(Collected data)
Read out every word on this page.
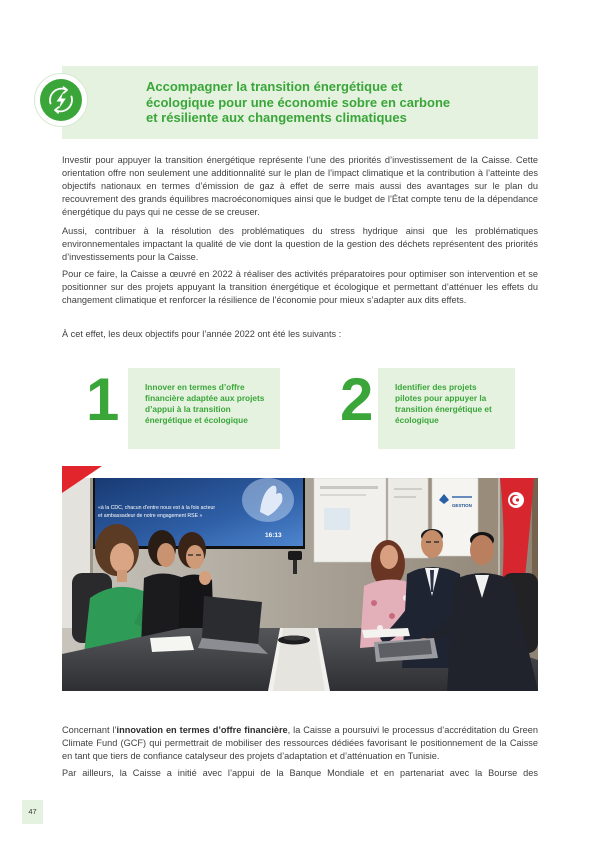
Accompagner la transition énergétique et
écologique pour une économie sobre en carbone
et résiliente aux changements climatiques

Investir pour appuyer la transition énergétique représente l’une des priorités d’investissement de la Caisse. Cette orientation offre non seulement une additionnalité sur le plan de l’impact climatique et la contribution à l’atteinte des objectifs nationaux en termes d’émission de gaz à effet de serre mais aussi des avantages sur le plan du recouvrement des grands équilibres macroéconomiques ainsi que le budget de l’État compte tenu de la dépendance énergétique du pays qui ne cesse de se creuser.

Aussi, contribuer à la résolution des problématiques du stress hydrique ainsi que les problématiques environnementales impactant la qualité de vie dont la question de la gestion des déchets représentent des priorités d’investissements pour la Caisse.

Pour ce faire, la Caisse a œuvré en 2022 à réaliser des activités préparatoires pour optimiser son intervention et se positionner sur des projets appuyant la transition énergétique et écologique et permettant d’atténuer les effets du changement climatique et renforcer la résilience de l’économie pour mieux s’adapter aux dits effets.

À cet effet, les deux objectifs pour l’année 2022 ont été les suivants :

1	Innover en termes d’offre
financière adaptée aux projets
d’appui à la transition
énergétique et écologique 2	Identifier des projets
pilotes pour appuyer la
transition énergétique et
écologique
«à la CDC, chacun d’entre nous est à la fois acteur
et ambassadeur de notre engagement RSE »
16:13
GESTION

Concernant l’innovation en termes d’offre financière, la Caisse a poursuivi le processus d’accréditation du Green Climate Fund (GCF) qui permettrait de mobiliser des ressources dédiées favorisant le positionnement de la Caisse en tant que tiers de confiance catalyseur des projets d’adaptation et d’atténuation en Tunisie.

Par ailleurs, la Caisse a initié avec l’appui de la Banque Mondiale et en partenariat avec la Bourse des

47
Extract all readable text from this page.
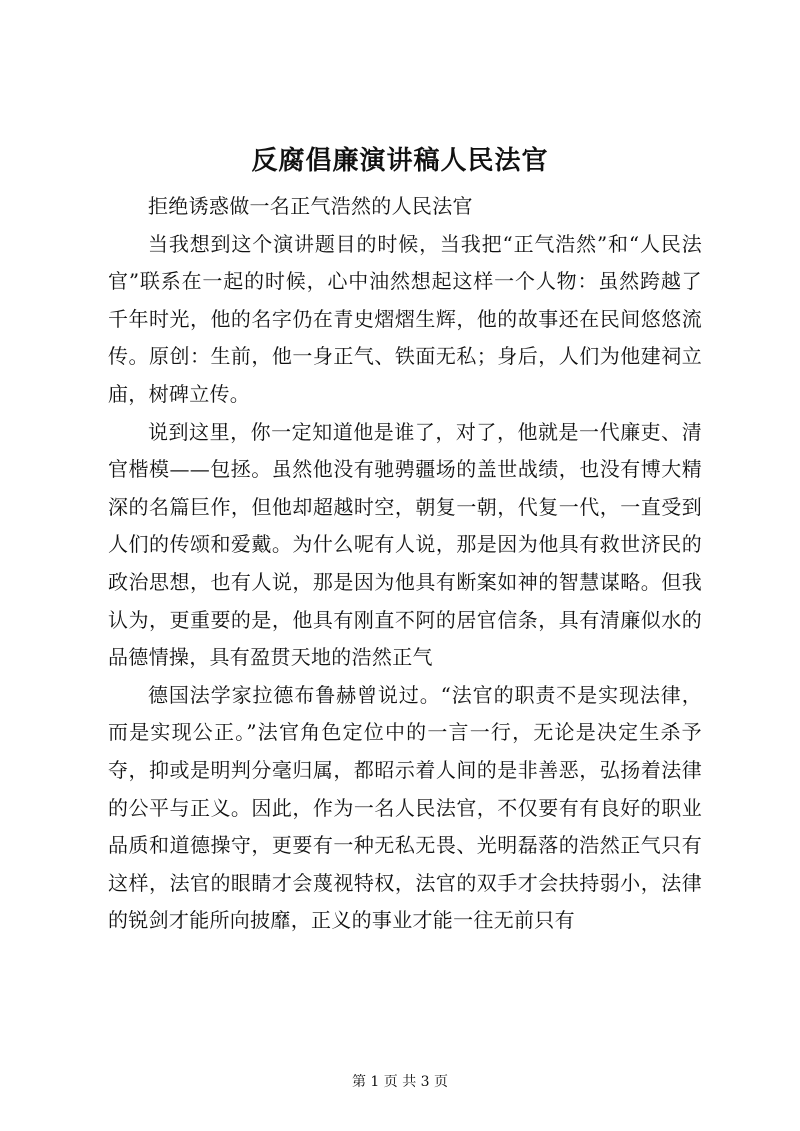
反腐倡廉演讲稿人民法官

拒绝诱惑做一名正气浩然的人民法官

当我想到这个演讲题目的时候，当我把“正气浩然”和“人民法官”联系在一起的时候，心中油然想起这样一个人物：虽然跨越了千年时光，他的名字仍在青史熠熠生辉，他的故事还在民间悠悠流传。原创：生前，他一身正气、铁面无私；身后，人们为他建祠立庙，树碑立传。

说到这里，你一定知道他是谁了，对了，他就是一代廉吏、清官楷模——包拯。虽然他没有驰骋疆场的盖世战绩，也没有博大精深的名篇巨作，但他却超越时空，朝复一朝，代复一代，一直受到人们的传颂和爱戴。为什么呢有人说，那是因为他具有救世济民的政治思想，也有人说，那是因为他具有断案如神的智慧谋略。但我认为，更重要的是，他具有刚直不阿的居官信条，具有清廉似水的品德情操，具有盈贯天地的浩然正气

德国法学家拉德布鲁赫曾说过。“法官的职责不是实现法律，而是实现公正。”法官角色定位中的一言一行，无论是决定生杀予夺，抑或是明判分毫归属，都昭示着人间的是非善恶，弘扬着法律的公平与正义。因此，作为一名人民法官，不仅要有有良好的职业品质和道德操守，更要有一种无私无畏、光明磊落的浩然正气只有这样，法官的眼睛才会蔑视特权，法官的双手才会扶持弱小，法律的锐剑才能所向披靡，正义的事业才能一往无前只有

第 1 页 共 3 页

---

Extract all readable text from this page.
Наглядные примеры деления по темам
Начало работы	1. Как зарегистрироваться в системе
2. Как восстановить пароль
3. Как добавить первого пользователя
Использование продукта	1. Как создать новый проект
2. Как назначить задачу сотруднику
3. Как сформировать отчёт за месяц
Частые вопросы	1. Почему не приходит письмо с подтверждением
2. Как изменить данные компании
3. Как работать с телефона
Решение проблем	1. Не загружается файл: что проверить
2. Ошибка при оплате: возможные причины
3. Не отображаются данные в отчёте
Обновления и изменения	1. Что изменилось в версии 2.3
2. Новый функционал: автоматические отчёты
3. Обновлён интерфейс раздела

(EXERCISE)
Which lines above hold the word "appuyer"? Copy each of them.

(TASK ANSWER)
Investir pour appuyer la transition énergétique représente l’une des priorités d’investissement de la Caisse. Cette orientation offre non seulement une additionnalité sur le plan de l’impact climatique et la contribution à l’atteinte des objectifs nationaux en termes d’émission de gaz à effet de serre mais aussi des avantages sur le plan du recouvrement des grands équilibres macroéconomiques ainsi que le budget de l’État compte tenu de la dépendance énergétique du pays qui ne cesse de se creuser.
pilotes pour appuyer la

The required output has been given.